> Exercise description: Reproduce the records below in full and exactly, without their images.
** START Available data **
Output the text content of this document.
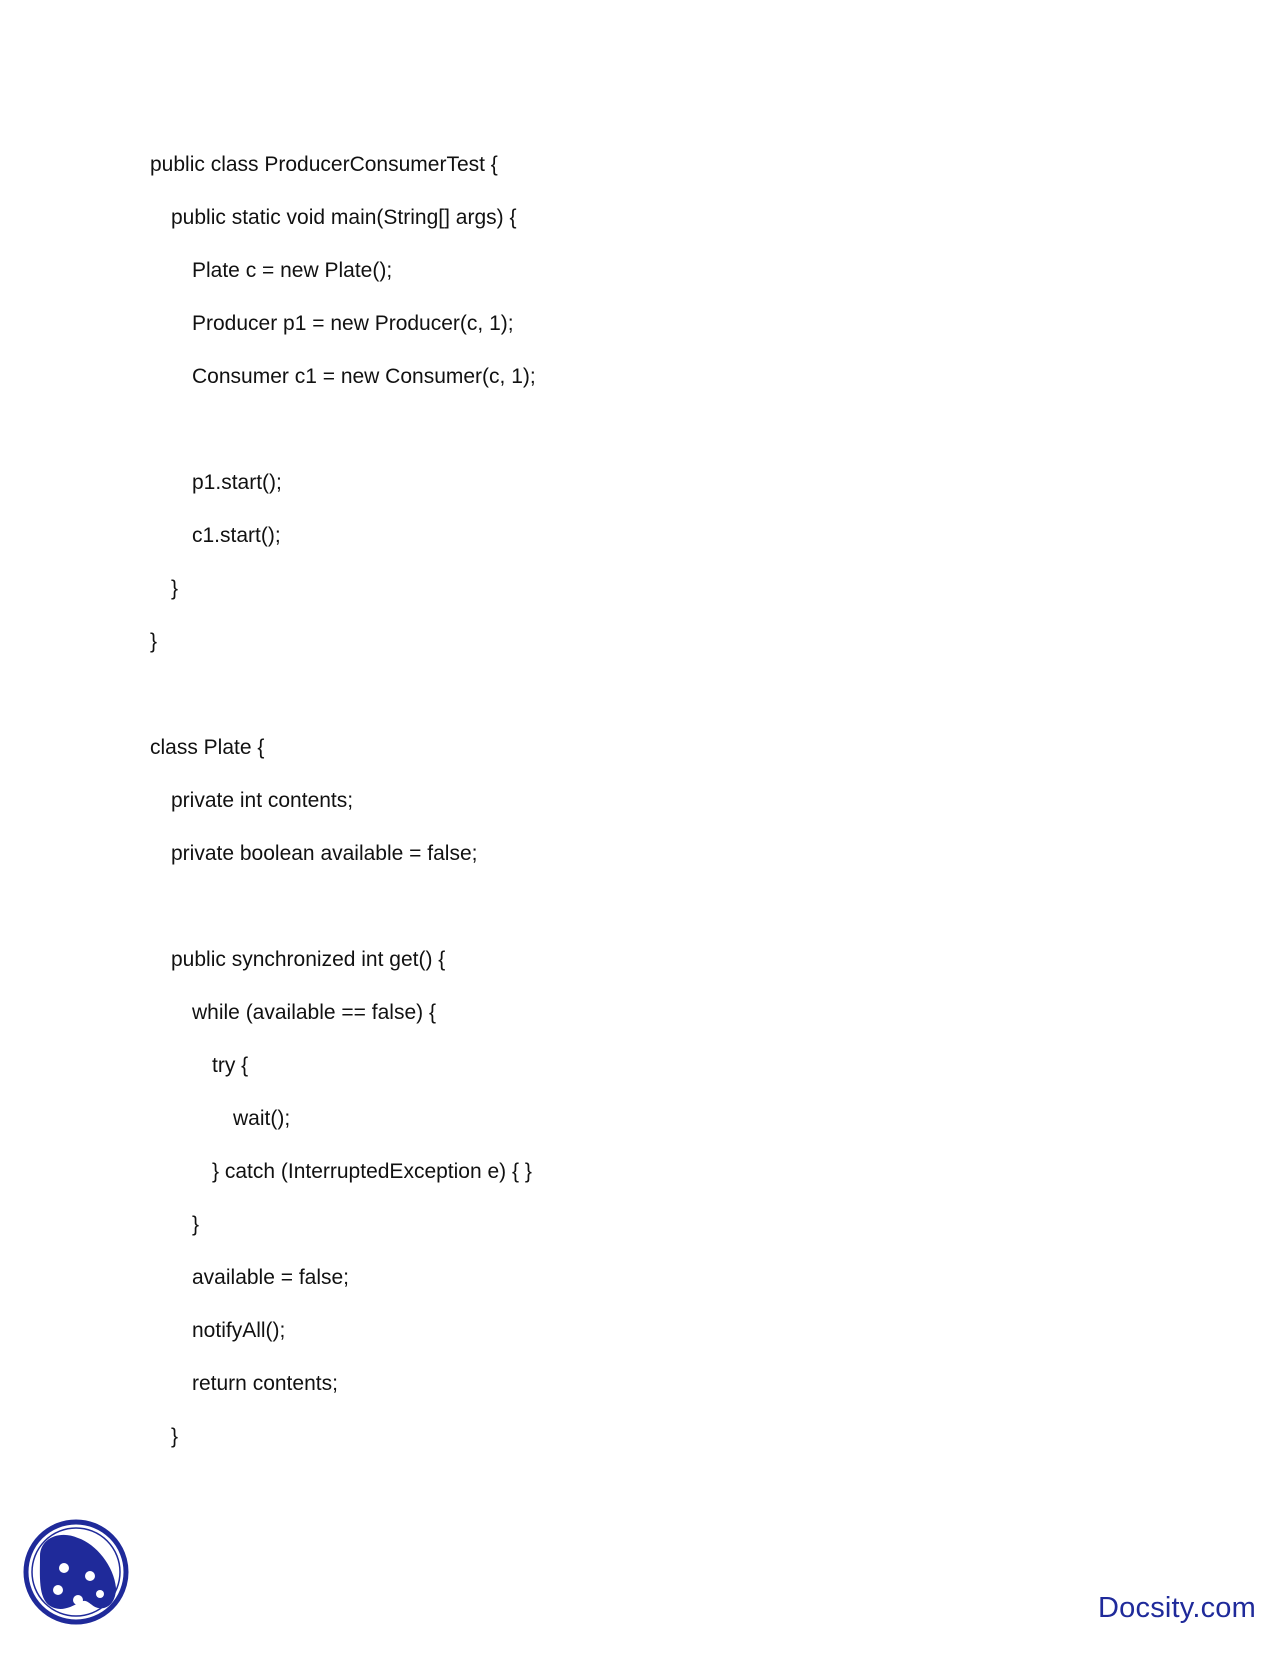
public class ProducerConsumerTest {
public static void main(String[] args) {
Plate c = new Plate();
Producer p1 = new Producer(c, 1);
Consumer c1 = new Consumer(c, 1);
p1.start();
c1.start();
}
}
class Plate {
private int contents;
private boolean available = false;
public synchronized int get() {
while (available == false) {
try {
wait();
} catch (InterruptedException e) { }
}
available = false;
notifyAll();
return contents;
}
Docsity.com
** END Available data **
> The output:
Output the text content of this document.
public class ProducerConsumerTest {
public static void main(String[] args) {
Plate c = new Plate();
Producer p1 = new Producer(c, 1);
Consumer c1 = new Consumer(c, 1);
p1.start();
c1.start();
}
}
class Plate {
private int contents;
private boolean available = false;
public synchronized int get() {
while (available == false) {
try {
wait();
} catch (InterruptedException e) { }
}
available = false;
notifyAll();
return contents;
}
Docsity.com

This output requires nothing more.